--- 表示された文章 ---
自社への教訓も兼ねまして、皆様への注意喚起になればと思い記事にしました。

危険なケーススタディ

Partial型オブジェクトの引数は制約を一つでも満たすとWidened Typeを受け入れる

弊社サービスでは以下のように、ユーザーに運営側からデータを付与できる関数が存在していました。

async function presentItems(args: {
  accountId: string
  where?: Prisma.ItemWhereInput
}) {
    const { accountId, where } = args
    const presentItems = await prisma.items.findMany({ where })
    return prisma.accountItems.createMany({
      data: presentItems.map(presentItem => {
        return { item_id: presentItem.id, account_id: accountId }
      })
    })
---
> **課題**: 表示された文章のコード部分で使われているキーワード（async や const のような語）を、重複を除いてすべて挙げてください。 この後に並ぶ行は、課題を解くのに使う必要はありません。
--- 表示データ ---
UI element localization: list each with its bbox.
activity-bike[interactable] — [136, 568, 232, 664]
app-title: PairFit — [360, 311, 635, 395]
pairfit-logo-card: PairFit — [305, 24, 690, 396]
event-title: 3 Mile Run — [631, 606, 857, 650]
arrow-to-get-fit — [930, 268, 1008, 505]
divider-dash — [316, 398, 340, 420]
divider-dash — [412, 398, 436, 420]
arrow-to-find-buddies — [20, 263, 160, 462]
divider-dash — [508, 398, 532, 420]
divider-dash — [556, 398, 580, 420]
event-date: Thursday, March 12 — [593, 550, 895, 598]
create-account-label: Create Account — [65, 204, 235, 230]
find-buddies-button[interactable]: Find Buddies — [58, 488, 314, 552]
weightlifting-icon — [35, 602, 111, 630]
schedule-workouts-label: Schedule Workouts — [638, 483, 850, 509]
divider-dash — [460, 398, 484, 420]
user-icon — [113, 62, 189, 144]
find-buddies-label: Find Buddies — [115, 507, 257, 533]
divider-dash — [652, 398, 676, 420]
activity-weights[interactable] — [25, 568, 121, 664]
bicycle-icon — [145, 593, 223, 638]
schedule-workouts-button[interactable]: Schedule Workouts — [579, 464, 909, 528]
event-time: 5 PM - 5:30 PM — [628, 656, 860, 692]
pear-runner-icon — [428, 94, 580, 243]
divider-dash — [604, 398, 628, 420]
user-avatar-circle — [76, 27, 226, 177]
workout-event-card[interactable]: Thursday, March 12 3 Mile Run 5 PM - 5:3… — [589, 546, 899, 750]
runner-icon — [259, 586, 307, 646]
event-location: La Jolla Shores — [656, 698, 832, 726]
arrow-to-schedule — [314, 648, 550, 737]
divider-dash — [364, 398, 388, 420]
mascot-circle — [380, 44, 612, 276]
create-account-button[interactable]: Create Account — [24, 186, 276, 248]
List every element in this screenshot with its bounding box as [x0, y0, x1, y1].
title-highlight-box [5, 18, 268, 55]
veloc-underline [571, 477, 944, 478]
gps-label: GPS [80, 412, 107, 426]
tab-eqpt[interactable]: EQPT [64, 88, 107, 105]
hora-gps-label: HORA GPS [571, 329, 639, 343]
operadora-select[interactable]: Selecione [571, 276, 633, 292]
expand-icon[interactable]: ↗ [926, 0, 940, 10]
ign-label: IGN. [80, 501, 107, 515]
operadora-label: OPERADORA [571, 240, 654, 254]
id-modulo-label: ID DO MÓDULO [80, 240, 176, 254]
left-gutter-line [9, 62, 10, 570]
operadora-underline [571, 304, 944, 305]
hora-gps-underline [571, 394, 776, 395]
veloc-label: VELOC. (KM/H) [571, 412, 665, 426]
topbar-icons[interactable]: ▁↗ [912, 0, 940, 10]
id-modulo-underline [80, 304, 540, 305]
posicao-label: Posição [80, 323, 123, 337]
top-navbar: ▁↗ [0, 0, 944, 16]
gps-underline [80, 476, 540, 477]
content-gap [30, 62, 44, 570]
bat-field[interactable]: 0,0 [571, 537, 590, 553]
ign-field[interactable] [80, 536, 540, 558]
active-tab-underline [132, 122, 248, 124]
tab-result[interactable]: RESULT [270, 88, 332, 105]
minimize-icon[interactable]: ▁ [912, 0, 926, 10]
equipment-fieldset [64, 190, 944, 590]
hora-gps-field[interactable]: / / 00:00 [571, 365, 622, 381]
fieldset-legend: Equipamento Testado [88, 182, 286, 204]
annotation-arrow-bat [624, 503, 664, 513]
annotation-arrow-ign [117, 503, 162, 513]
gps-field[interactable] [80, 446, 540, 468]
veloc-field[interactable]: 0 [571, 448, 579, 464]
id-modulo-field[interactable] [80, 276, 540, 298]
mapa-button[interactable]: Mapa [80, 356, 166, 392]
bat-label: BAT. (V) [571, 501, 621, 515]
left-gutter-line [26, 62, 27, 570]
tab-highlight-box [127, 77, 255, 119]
---
> **課題への回答**: async、function、const、await、return